(Data items)
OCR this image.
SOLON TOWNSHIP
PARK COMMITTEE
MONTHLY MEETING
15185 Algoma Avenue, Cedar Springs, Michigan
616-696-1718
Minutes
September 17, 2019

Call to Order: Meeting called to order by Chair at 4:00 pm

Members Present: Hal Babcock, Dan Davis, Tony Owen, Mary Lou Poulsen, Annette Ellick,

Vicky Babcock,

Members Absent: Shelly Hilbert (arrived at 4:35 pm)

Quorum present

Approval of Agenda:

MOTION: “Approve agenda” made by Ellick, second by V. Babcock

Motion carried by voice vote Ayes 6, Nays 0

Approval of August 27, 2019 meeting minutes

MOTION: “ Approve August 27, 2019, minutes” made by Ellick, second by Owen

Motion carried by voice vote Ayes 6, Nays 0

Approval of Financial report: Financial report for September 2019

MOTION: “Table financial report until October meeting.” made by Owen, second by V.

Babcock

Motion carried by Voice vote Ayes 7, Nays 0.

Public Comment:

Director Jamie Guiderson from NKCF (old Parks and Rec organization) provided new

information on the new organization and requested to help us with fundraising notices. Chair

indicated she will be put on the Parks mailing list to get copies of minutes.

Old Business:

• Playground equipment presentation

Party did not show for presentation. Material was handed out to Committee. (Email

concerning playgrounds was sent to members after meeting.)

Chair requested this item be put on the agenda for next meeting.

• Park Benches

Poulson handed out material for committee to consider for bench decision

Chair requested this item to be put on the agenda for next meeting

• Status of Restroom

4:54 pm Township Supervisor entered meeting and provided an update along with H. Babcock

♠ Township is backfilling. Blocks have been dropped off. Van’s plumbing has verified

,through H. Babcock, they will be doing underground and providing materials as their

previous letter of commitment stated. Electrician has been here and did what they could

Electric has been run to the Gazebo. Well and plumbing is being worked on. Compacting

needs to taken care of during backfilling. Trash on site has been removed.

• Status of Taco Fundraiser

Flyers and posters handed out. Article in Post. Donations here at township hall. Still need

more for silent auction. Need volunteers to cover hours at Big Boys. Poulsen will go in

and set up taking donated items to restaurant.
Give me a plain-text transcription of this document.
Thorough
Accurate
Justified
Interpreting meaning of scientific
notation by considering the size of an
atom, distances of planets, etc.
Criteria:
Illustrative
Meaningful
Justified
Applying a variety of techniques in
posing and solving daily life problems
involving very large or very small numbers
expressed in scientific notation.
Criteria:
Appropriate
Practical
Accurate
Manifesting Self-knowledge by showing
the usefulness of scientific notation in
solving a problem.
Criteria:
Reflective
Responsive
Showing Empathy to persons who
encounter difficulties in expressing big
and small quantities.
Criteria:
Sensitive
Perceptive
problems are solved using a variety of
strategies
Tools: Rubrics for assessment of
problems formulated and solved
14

---

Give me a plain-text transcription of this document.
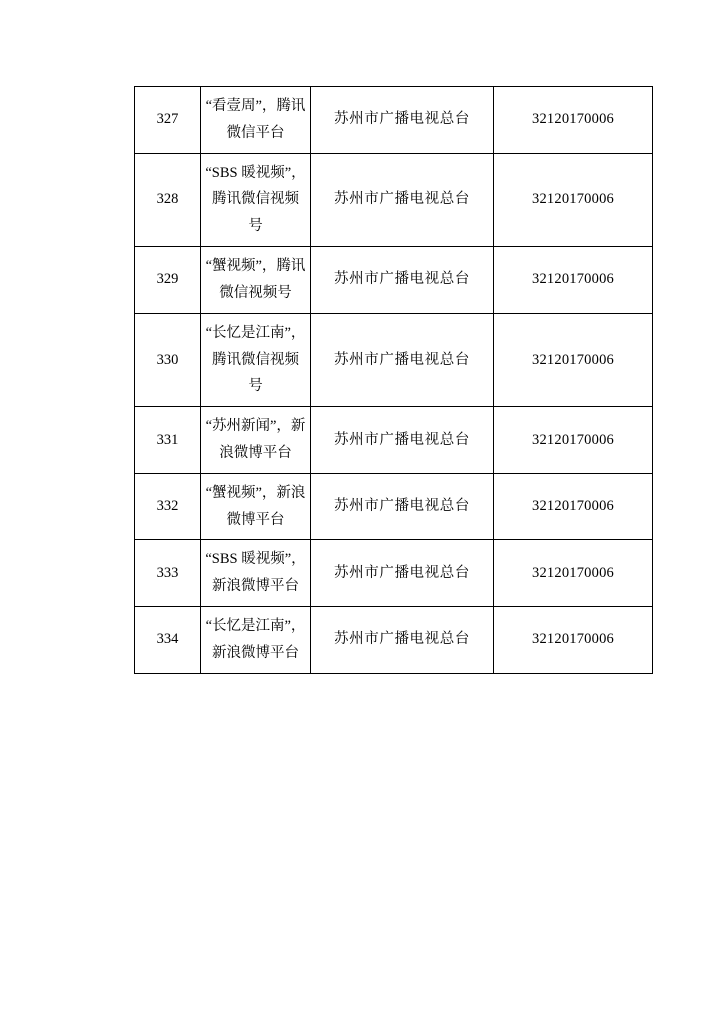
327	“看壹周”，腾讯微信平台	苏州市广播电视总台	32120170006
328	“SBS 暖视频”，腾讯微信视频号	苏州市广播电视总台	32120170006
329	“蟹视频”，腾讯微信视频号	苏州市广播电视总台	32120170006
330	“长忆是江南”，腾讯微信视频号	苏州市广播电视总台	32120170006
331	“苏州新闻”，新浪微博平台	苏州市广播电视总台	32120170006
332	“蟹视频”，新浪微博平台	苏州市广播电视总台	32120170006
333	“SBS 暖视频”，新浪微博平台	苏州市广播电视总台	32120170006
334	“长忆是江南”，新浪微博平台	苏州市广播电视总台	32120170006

...

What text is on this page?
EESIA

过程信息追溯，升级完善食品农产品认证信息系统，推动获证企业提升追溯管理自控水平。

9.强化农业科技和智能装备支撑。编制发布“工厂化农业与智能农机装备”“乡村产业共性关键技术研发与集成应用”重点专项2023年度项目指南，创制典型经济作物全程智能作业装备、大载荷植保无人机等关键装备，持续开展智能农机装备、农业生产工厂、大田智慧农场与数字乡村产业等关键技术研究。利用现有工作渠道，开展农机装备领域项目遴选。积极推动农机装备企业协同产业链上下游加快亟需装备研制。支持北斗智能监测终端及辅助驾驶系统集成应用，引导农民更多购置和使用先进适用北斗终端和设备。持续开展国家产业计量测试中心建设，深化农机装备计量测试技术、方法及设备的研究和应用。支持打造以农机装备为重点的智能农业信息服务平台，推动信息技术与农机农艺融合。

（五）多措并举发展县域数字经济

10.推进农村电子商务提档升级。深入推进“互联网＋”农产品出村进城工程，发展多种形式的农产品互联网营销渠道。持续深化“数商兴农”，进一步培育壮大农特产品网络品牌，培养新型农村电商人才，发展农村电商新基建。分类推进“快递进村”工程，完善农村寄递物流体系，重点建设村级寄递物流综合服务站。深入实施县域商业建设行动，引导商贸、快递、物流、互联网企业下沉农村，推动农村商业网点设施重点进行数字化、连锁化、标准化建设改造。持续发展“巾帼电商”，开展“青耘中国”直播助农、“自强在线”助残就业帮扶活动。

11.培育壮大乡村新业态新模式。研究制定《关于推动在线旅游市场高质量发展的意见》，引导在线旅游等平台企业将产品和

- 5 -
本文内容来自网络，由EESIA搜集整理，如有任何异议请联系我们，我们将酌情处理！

(Stated problem) Work out how many lines of the listing above include the word "September". Reply with nothing but the count.

(Answer) 2